EXERCISE INSTRUCTIONS: Restate every line of the material, word for word.

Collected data
--- Start ---

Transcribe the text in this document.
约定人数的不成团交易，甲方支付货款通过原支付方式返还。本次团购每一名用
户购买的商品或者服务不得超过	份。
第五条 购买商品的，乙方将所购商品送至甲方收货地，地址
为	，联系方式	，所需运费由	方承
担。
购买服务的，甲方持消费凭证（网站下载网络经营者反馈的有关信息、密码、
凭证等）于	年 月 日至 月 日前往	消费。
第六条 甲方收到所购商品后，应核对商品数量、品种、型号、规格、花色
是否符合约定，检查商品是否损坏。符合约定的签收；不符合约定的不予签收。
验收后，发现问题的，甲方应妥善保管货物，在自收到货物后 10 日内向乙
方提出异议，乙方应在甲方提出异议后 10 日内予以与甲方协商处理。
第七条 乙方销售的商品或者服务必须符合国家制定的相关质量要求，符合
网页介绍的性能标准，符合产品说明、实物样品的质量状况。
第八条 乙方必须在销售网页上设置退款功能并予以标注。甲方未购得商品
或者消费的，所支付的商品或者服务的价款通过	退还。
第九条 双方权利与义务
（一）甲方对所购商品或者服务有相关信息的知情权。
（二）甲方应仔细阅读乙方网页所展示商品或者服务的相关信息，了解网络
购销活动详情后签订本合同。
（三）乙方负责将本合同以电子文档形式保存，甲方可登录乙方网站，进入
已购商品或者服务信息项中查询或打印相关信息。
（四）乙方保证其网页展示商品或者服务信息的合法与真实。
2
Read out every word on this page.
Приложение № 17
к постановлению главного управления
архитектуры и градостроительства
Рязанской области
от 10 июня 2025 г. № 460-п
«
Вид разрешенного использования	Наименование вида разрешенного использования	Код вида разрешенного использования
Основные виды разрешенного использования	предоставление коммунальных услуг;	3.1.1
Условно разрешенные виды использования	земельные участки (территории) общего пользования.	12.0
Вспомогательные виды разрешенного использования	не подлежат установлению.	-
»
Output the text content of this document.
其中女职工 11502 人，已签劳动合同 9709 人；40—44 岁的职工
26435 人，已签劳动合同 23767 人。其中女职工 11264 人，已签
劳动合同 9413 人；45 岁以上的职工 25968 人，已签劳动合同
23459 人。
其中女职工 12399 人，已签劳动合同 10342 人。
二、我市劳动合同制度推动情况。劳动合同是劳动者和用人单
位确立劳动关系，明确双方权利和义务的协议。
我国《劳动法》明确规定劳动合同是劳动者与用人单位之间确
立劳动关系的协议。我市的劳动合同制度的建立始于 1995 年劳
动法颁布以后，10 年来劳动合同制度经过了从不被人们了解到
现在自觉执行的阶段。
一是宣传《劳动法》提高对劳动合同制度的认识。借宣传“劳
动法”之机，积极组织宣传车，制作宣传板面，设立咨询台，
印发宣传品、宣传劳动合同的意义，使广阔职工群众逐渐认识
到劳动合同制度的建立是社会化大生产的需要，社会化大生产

--- End ---

ANSWER TO THE EXERCISE:
Transcribe the text in this document.
约定人数的不成团交易，甲方支付货款通过原支付方式返还。本次团购每一名用
户购买的商品或者服务不得超过	份。
第五条 购买商品的，乙方将所购商品送至甲方收货地，地址
为	，联系方式	，所需运费由	方承
担。
购买服务的，甲方持消费凭证（网站下载网络经营者反馈的有关信息、密码、
凭证等）于	年 月 日至 月 日前往	消费。
第六条 甲方收到所购商品后，应核对商品数量、品种、型号、规格、花色
是否符合约定，检查商品是否损坏。符合约定的签收；不符合约定的不予签收。
验收后，发现问题的，甲方应妥善保管货物，在自收到货物后 10 日内向乙
方提出异议，乙方应在甲方提出异议后 10 日内予以与甲方协商处理。
第七条 乙方销售的商品或者服务必须符合国家制定的相关质量要求，符合
网页介绍的性能标准，符合产品说明、实物样品的质量状况。
第八条 乙方必须在销售网页上设置退款功能并予以标注。甲方未购得商品
或者消费的，所支付的商品或者服务的价款通过	退还。
第九条 双方权利与义务
（一）甲方对所购商品或者服务有相关信息的知情权。
（二）甲方应仔细阅读乙方网页所展示商品或者服务的相关信息，了解网络
购销活动详情后签订本合同。
（三）乙方负责将本合同以电子文档形式保存，甲方可登录乙方网站，进入
已购商品或者服务信息项中查询或打印相关信息。
（四）乙方保证其网页展示商品或者服务信息的合法与真实。
2
Read out every word on this page.
Приложение № 17
к постановлению главного управления
архитектуры и градостроительства
Рязанской области
от 10 июня 2025 г. № 460-п
«
Вид разрешенного использования	Наименование вида разрешенного использования	Код вида разрешенного использования
Основные виды разрешенного использования	предоставление коммунальных услуг;	3.1.1
Условно разрешенные виды использования	земельные участки (территории) общего пользования.	12.0
Вспомогательные виды разрешенного использования	не подлежат установлению.	-
»
Output the text content of this document.
其中女职工 11502 人，已签劳动合同 9709 人；40—44 岁的职工
26435 人，已签劳动合同 23767 人。其中女职工 11264 人，已签
劳动合同 9413 人；45 岁以上的职工 25968 人，已签劳动合同
23459 人。
其中女职工 12399 人，已签劳动合同 10342 人。
二、我市劳动合同制度推动情况。劳动合同是劳动者和用人单
位确立劳动关系，明确双方权利和义务的协议。
我国《劳动法》明确规定劳动合同是劳动者与用人单位之间确
立劳动关系的协议。我市的劳动合同制度的建立始于 1995 年劳
动法颁布以后，10 年来劳动合同制度经过了从不被人们了解到
现在自觉执行的阶段。
一是宣传《劳动法》提高对劳动合同制度的认识。借宣传“劳
动法”之机，积极组织宣传车，制作宣传板面，设立咨询台，
印发宣传品、宣传劳动合同的意义，使广阔职工群众逐渐认识
到劳动合同制度的建立是社会化大生产的需要，社会化大生产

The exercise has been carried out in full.